Data supplied

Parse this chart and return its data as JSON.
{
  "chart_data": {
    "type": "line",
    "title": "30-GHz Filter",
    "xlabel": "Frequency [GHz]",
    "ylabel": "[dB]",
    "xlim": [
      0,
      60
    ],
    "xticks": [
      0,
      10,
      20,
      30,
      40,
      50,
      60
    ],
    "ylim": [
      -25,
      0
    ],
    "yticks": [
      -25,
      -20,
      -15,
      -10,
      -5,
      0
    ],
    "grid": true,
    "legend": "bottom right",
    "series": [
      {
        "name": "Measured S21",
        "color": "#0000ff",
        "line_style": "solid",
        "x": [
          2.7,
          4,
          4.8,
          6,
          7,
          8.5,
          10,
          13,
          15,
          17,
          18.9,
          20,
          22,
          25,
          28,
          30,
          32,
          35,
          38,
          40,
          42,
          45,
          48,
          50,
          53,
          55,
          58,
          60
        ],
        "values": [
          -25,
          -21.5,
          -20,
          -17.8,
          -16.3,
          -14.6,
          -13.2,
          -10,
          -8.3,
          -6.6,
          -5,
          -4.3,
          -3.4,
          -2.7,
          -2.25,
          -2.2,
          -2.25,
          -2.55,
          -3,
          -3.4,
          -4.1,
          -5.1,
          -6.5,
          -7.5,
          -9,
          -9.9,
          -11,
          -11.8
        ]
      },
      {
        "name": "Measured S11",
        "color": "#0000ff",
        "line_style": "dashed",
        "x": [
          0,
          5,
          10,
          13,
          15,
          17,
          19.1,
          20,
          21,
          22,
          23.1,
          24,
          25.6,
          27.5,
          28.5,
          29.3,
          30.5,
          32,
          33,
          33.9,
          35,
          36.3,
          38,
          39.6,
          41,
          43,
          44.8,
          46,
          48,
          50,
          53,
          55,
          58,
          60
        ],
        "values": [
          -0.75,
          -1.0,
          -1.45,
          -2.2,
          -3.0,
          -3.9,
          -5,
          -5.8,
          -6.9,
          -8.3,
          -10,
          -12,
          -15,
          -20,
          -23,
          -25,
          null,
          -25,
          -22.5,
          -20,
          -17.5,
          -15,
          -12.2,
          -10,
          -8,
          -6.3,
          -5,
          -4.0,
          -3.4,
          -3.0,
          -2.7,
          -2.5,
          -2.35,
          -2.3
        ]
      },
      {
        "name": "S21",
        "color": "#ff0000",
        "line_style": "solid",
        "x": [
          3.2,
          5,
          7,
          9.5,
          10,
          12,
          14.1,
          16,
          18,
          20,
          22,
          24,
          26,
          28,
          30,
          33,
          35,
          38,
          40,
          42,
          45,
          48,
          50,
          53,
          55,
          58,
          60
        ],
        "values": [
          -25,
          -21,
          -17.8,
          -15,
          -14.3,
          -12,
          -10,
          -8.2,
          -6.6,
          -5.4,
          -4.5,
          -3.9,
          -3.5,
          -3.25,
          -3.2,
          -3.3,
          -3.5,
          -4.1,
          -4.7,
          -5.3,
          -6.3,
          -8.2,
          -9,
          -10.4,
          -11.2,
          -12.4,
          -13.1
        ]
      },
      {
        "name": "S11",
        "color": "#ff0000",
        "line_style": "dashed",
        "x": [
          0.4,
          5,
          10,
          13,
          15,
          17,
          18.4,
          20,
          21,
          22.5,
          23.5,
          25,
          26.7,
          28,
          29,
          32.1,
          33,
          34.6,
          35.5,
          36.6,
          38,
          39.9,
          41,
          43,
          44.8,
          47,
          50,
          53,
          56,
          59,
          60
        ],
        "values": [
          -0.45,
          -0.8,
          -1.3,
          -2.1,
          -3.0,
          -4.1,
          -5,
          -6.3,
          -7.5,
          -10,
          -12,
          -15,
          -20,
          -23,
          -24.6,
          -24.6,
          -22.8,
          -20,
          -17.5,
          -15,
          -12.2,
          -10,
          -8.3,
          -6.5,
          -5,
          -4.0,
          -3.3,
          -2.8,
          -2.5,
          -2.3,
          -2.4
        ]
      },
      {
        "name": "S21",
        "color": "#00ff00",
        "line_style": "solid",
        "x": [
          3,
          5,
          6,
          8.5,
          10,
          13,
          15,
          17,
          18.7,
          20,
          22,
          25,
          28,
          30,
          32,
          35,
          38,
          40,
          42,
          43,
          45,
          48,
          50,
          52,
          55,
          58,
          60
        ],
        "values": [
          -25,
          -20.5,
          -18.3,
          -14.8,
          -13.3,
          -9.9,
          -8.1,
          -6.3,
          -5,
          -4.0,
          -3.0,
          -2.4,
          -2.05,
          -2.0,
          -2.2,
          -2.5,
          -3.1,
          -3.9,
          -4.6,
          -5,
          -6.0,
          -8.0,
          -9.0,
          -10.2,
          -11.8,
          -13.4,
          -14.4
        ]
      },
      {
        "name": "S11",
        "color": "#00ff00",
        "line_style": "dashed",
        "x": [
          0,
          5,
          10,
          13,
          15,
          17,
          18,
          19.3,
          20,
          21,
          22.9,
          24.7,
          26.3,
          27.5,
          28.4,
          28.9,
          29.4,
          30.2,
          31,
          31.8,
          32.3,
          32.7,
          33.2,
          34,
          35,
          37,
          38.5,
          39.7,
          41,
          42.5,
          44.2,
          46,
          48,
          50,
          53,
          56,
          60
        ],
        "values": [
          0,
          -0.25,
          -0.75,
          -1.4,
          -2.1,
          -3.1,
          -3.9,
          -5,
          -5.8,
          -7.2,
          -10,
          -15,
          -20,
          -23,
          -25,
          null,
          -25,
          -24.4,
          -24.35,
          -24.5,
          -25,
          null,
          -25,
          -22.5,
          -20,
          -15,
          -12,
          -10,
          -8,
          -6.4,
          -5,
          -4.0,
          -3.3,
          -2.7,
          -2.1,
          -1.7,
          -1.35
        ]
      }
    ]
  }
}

Stated task
Every line of the data above should be reproduced word for word.

Correct answer
Parse this chart and return its data as JSON.
{
  "chart_data": {
    "type": "line",
    "title": "30-GHz Filter",
    "xlabel": "Frequency [GHz]",
    "ylabel": "[dB]",
    "xlim": [
      0,
      60
    ],
    "xticks": [
      0,
      10,
      20,
      30,
      40,
      50,
      60
    ],
    "ylim": [
      -25,
      0
    ],
    "yticks": [
      -25,
      -20,
      -15,
      -10,
      -5,
      0
    ],
    "grid": true,
    "legend": "bottom right",
    "series": [
      {
        "name": "Measured S21",
        "color": "#0000ff",
        "line_style": "solid",
        "x": [
          2.7,
          4,
          4.8,
          6,
          7,
          8.5,
          10,
          13,
          15,
          17,
          18.9,
          20,
          22,
          25,
          28,
          30,
          32,
          35,
          38,
          40,
          42,
          45,
          48,
          50,
          53,
          55,
          58,
          60
        ],
        "values": [
          -25,
          -21.5,
          -20,
          -17.8,
          -16.3,
          -14.6,
          -13.2,
          -10,
          -8.3,
          -6.6,
          -5,
          -4.3,
          -3.4,
          -2.7,
          -2.25,
          -2.2,
          -2.25,
          -2.55,
          -3,
          -3.4,
          -4.1,
          -5.1,
          -6.5,
          -7.5,
          -9,
          -9.9,
          -11,
          -11.8
        ]
      },
      {
        "name": "Measured S11",
        "color": "#0000ff",
        "line_style": "dashed",
        "x": [
          0,
          5,
          10,
          13,
          15,
          17,
          19.1,
          20,
          21,
          22,
          23.1,
          24,
          25.6,
          27.5,
          28.5,
          29.3,
          30.5,
          32,
          33,
          33.9,
          35,
          36.3,
          38,
          39.6,
          41,
          43,
          44.8,
          46,
          48,
          50,
          53,
          55,
          58,
          60
        ],
        "values": [
          -0.75,
          -1.0,
          -1.45,
          -2.2,
          -3.0,
          -3.9,
          -5,
          -5.8,
          -6.9,
          -8.3,
          -10,
          -12,
          -15,
          -20,
          -23,
          -25,
          null,
          -25,
          -22.5,
          -20,
          -17.5,
          -15,
          -12.2,
          -10,
          -8,
          -6.3,
          -5,
          -4.0,
          -3.4,
          -3.0,
          -2.7,
          -2.5,
          -2.35,
          -2.3
        ]
      },
      {
        "name": "S21",
        "color": "#ff0000",
        "line_style": "solid",
        "x": [
          3.2,
          5,
          7,
          9.5,
          10,
          12,
          14.1,
          16,
          18,
          20,
          22,
          24,
          26,
          28,
          30,
          33,
          35,
          38,
          40,
          42,
          45,
          48,
          50,
          53,
          55,
          58,
          60
        ],
        "values": [
          -25,
          -21,
          -17.8,
          -15,
          -14.3,
          -12,
          -10,
          -8.2,
          -6.6,
          -5.4,
          -4.5,
          -3.9,
          -3.5,
          -3.25,
          -3.2,
          -3.3,
          -3.5,
          -4.1,
          -4.7,
          -5.3,
          -6.3,
          -8.2,
          -9,
          -10.4,
          -11.2,
          -12.4,
          -13.1
        ]
      },
      {
        "name": "S11",
        "color": "#ff0000",
        "line_style": "dashed",
        "x": [
          0.4,
          5,
          10,
          13,
          15,
          17,
          18.4,
          20,
          21,
          22.5,
          23.5,
          25,
          26.7,
          28,
          29,
          32.1,
          33,
          34.6,
          35.5,
          36.6,
          38,
          39.9,
          41,
          43,
          44.8,
          47,
          50,
          53,
          56,
          59,
          60
        ],
        "values": [
          -0.45,
          -0.8,
          -1.3,
          -2.1,
          -3.0,
          -4.1,
          -5,
          -6.3,
          -7.5,
          -10,
          -12,
          -15,
          -20,
          -23,
          -24.6,
          -24.6,
          -22.8,
          -20,
          -17.5,
          -15,
          -12.2,
          -10,
          -8.3,
          -6.5,
          -5,
          -4.0,
          -3.3,
          -2.8,
          -2.5,
          -2.3,
          -2.4
        ]
      },
      {
        "name": "S21",
        "color": "#00ff00",
        "line_style": "solid",
        "x": [
          3,
          5,
          6,
          8.5,
          10,
          13,
          15,
          17,
          18.7,
          20,
          22,
          25,
          28,
          30,
          32,
          35,
          38,
          40,
          42,
          43,
          45,
          48,
          50,
          52,
          55,
          58,
          60
        ],
        "values": [
          -25,
          -20.5,
          -18.3,
          -14.8,
          -13.3,
          -9.9,
          -8.1,
          -6.3,
          -5,
          -4.0,
          -3.0,
          -2.4,
          -2.05,
          -2.0,
          -2.2,
          -2.5,
          -3.1,
          -3.9,
          -4.6,
          -5,
          -6.0,
          -8.0,
          -9.0,
          -10.2,
          -11.8,
          -13.4,
          -14.4
        ]
      },
      {
        "name": "S11",
        "color": "#00ff00",
        "line_style": "dashed",
        "x": [
          0,
          5,
          10,
          13,
          15,
          17,
          18,
          19.3,
          20,
          21,
          22.9,
          24.7,
          26.3,
          27.5,
          28.4,
          28.9,
          29.4,
          30.2,
          31,
          31.8,
          32.3,
          32.7,
          33.2,
          34,
          35,
          37,
          38.5,
          39.7,
          41,
          42.5,
          44.2,
          46,
          48,
          50,
          53,
          56,
          60
        ],
        "values": [
          0,
          -0.25,
          -0.75,
          -1.4,
          -2.1,
          -3.1,
          -3.9,
          -5,
          -5.8,
          -7.2,
          -10,
          -15,
          -20,
          -23,
          -25,
          null,
          -25,
          -24.4,
          -24.35,
          -24.5,
          -25,
          null,
          -25,
          -22.5,
          -20,
          -15,
          -12,
          -10,
          -8,
          -6.4,
          -5,
          -4.0,
          -3.3,
          -2.7,
          -2.1,
          -1.7,
          -1.35
        ]
      }
    ]
  }
}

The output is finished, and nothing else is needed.